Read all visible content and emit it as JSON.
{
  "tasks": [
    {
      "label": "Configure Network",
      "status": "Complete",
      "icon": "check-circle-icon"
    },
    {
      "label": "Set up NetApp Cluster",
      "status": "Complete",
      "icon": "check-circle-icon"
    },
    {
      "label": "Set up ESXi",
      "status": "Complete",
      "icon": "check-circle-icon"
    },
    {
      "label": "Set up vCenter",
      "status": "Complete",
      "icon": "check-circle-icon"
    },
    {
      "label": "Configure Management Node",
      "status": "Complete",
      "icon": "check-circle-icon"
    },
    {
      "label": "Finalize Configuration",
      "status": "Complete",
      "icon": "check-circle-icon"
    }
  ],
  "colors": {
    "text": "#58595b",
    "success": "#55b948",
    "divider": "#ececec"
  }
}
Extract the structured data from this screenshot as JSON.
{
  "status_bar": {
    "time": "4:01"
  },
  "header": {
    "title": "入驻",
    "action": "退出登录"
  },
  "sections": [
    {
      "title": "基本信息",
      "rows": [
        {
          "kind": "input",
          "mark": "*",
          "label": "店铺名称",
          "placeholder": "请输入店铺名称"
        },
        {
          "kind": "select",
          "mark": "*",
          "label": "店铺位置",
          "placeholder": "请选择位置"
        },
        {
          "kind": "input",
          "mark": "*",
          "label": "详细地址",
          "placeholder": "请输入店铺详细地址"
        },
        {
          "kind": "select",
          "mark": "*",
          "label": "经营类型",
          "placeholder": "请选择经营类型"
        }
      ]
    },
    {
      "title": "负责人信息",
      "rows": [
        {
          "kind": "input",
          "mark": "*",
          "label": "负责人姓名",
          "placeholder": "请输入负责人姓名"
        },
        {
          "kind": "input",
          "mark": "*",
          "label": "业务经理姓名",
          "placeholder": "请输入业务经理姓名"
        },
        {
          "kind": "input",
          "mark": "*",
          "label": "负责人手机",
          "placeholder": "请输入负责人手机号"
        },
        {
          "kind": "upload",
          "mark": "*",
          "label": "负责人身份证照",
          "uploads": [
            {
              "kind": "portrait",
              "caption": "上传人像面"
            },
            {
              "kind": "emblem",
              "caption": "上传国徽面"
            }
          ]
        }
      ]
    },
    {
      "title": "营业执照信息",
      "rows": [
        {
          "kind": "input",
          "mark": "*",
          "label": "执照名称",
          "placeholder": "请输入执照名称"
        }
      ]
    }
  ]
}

TASK OBJECTIVE: Every line from the one holding "Extract the structured" through the final line of the listing must be echoed exactly; leave out all other lines.

ANSWER TO THE TASK:
Extract the structured data from this screenshot as JSON.
{
  "status_bar": {
    "time": "4:01"
  },
  "header": {
    "title": "入驻",
    "action": "退出登录"
  },
  "sections": [
    {
      "title": "基本信息",
      "rows": [
        {
          "kind": "input",
          "mark": "*",
          "label": "店铺名称",
          "placeholder": "请输入店铺名称"
        },
        {
          "kind": "select",
          "mark": "*",
          "label": "店铺位置",
          "placeholder": "请选择位置"
        },
        {
          "kind": "input",
          "mark": "*",
          "label": "详细地址",
          "placeholder": "请输入店铺详细地址"
        },
        {
          "kind": "select",
          "mark": "*",
          "label": "经营类型",
          "placeholder": "请选择经营类型"
        }
      ]
    },
    {
      "title": "负责人信息",
      "rows": [
        {
          "kind": "input",
          "mark": "*",
          "label": "负责人姓名",
          "placeholder": "请输入负责人姓名"
        },
        {
          "kind": "input",
          "mark": "*",
          "label": "业务经理姓名",
          "placeholder": "请输入业务经理姓名"
        },
        {
          "kind": "input",
          "mark": "*",
          "label": "负责人手机",
          "placeholder": "请输入负责人手机号"
        },
        {
          "kind": "upload",
          "mark": "*",
          "label": "负责人身份证照",
          "uploads": [
            {
              "kind": "portrait",
              "caption": "上传人像面"
            },
            {
              "kind": "emblem",
              "caption": "上传国徽面"
            }
          ]
        }
      ]
    },
    {
      "title": "营业执照信息",
      "rows": [
        {
          "kind": "input",
          "mark": "*",
          "label": "执照名称",
          "placeholder": "请输入执照名称"
        }
      ]
    }
  ]
}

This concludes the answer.